_Task instructions_
Could you write out every entry exactly as it stands?

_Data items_
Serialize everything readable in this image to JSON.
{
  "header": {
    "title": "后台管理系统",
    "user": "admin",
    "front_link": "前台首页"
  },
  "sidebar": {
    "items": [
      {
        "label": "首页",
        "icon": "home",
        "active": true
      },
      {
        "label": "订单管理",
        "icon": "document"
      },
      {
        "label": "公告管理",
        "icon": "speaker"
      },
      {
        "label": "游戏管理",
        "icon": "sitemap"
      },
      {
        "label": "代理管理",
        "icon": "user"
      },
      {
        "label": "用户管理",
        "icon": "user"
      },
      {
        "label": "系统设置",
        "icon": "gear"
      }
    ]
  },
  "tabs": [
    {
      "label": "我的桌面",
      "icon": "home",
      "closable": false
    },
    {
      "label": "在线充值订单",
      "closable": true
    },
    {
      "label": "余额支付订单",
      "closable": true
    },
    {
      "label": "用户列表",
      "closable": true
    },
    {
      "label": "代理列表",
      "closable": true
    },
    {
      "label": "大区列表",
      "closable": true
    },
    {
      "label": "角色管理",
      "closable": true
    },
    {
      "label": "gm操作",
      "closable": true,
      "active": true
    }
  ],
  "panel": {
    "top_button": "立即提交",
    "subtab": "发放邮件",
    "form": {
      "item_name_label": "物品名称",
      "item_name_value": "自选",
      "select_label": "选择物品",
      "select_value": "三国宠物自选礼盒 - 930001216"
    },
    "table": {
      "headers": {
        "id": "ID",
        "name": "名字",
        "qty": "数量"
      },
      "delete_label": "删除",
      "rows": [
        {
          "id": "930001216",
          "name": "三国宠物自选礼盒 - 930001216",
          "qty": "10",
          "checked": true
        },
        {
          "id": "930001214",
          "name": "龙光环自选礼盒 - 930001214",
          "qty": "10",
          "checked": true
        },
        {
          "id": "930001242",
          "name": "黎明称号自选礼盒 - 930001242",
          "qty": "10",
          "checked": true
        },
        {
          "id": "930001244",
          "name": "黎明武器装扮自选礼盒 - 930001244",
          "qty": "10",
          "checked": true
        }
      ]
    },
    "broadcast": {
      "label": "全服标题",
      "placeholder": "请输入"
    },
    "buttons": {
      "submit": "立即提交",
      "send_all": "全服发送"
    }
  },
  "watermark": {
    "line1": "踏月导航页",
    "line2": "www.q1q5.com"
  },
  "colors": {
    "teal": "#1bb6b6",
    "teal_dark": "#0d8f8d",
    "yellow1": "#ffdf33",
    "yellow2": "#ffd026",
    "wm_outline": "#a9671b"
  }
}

_The output_
Serialize everything readable in this image to JSON.
{
  "header": {
    "title": "后台管理系统",
    "user": "admin",
    "front_link": "前台首页"
  },
  "sidebar": {
    "items": [
      {
        "label": "首页",
        "icon": "home",
        "active": true
      },
      {
        "label": "订单管理",
        "icon": "document"
      },
      {
        "label": "公告管理",
        "icon": "speaker"
      },
      {
        "label": "游戏管理",
        "icon": "sitemap"
      },
      {
        "label": "代理管理",
        "icon": "user"
      },
      {
        "label": "用户管理",
        "icon": "user"
      },
      {
        "label": "系统设置",
        "icon": "gear"
      }
    ]
  },
  "tabs": [
    {
      "label": "我的桌面",
      "icon": "home",
      "closable": false
    },
    {
      "label": "在线充值订单",
      "closable": true
    },
    {
      "label": "余额支付订单",
      "closable": true
    },
    {
      "label": "用户列表",
      "closable": true
    },
    {
      "label": "代理列表",
      "closable": true
    },
    {
      "label": "大区列表",
      "closable": true
    },
    {
      "label": "角色管理",
      "closable": true
    },
    {
      "label": "gm操作",
      "closable": true,
      "active": true
    }
  ],
  "panel": {
    "top_button": "立即提交",
    "subtab": "发放邮件",
    "form": {
      "item_name_label": "物品名称",
      "item_name_value": "自选",
      "select_label": "选择物品",
      "select_value": "三国宠物自选礼盒 - 930001216"
    },
    "table": {
      "headers": {
        "id": "ID",
        "name": "名字",
        "qty": "数量"
      },
      "delete_label": "删除",
      "rows": [
        {
          "id": "930001216",
          "name": "三国宠物自选礼盒 - 930001216",
          "qty": "10",
          "checked": true
        },
        {
          "id": "930001214",
          "name": "龙光环自选礼盒 - 930001214",
          "qty": "10",
          "checked": true
        },
        {
          "id": "930001242",
          "name": "黎明称号自选礼盒 - 930001242",
          "qty": "10",
          "checked": true
        },
        {
          "id": "930001244",
          "name": "黎明武器装扮自选礼盒 - 930001244",
          "qty": "10",
          "checked": true
        }
      ]
    },
    "broadcast": {
      "label": "全服标题",
      "placeholder": "请输入"
    },
    "buttons": {
      "submit": "立即提交",
      "send_all": "全服发送"
    }
  },
  "watermark": {
    "line1": "踏月导航页",
    "line2": "www.q1q5.com"
  },
  "colors": {
    "teal": "#1bb6b6",
    "teal_dark": "#0d8f8d",
    "yellow1": "#ffdf33",
    "yellow2": "#ffd026",
    "wm_outline": "#a9671b"
  }
}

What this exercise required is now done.